(Stored records)
:::

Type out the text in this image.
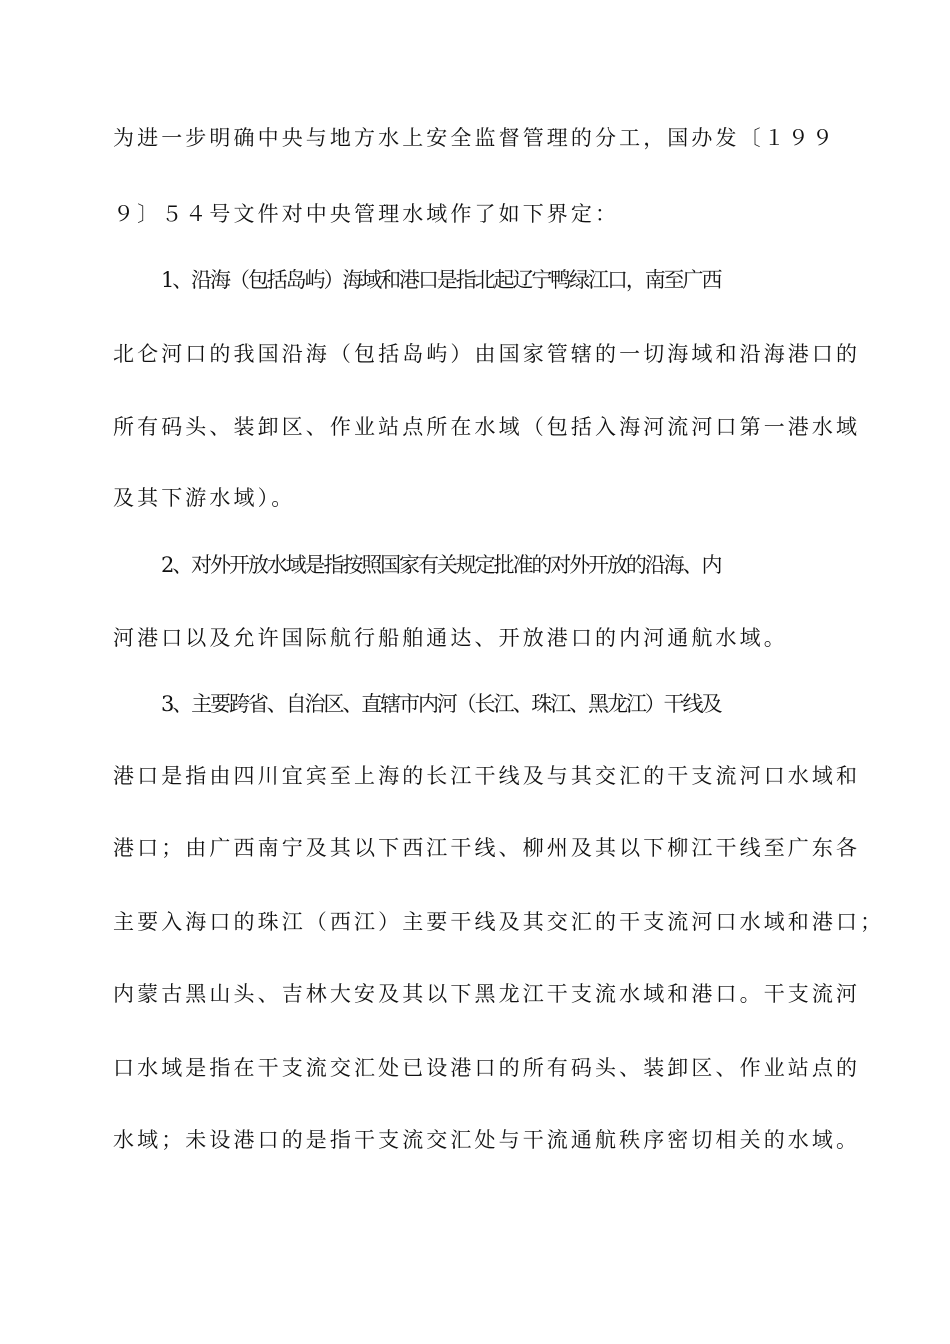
为进一步明确中央与地方水上安全监督管理的分工，国办发〔１９９

９〕５４号文件对中央管理水域作了如下界定：

1、沿海（包括岛屿）海域和港口是指北起辽宁鸭绿江口，南至广西

北仑河口的我国沿海（包括岛屿）由国家管辖的一切海域和沿海港口的

所有码头、装卸区、作业站点所在水域（包括入海河流河口第一港水域

及其下游水域）。

2、对外开放水域是指按照国家有关规定批准的对外开放的沿海、内

河港口以及允许国际航行船舶通达、开放港口的内河通航水域。

3、主要跨省、自治区、直辖市内河（长江、珠江、黑龙江）干线及

港口是指由四川宜宾至上海的长江干线及与其交汇的干支流河口水域和

港口；由广西南宁及其以下西江干线、柳州及其以下柳江干线至广东各

主要入海口的珠江（西江）主要干线及其交汇的干支流河口水域和港口；

内蒙古黑山头、吉林大安及其以下黑龙江干支流水域和港口。干支流河

口水域是指在干支流交汇处已设港口的所有码头、装卸区、作业站点的

水域；未设港口的是指干支流交汇处与干流通航秩序密切相关的水域。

:::

[What is required]
Each entry gets copied exactly; the pictures stay out.

[Full answer]
Type out the text in this image.
为进一步明确中央与地方水上安全监督管理的分工，国办发〔１９９

９〕５４号文件对中央管理水域作了如下界定：

1、沿海（包括岛屿）海域和港口是指北起辽宁鸭绿江口，南至广西

北仑河口的我国沿海（包括岛屿）由国家管辖的一切海域和沿海港口的

所有码头、装卸区、作业站点所在水域（包括入海河流河口第一港水域

及其下游水域）。

2、对外开放水域是指按照国家有关规定批准的对外开放的沿海、内

河港口以及允许国际航行船舶通达、开放港口的内河通航水域。

3、主要跨省、自治区、直辖市内河（长江、珠江、黑龙江）干线及

港口是指由四川宜宾至上海的长江干线及与其交汇的干支流河口水域和

港口；由广西南宁及其以下西江干线、柳州及其以下柳江干线至广东各

主要入海口的珠江（西江）主要干线及其交汇的干支流河口水域和港口；

内蒙古黑山头、吉林大安及其以下黑龙江干支流水域和港口。干支流河

口水域是指在干支流交汇处已设港口的所有码头、装卸区、作业站点的

水域；未设港口的是指干支流交汇处与干流通航秩序密切相关的水域。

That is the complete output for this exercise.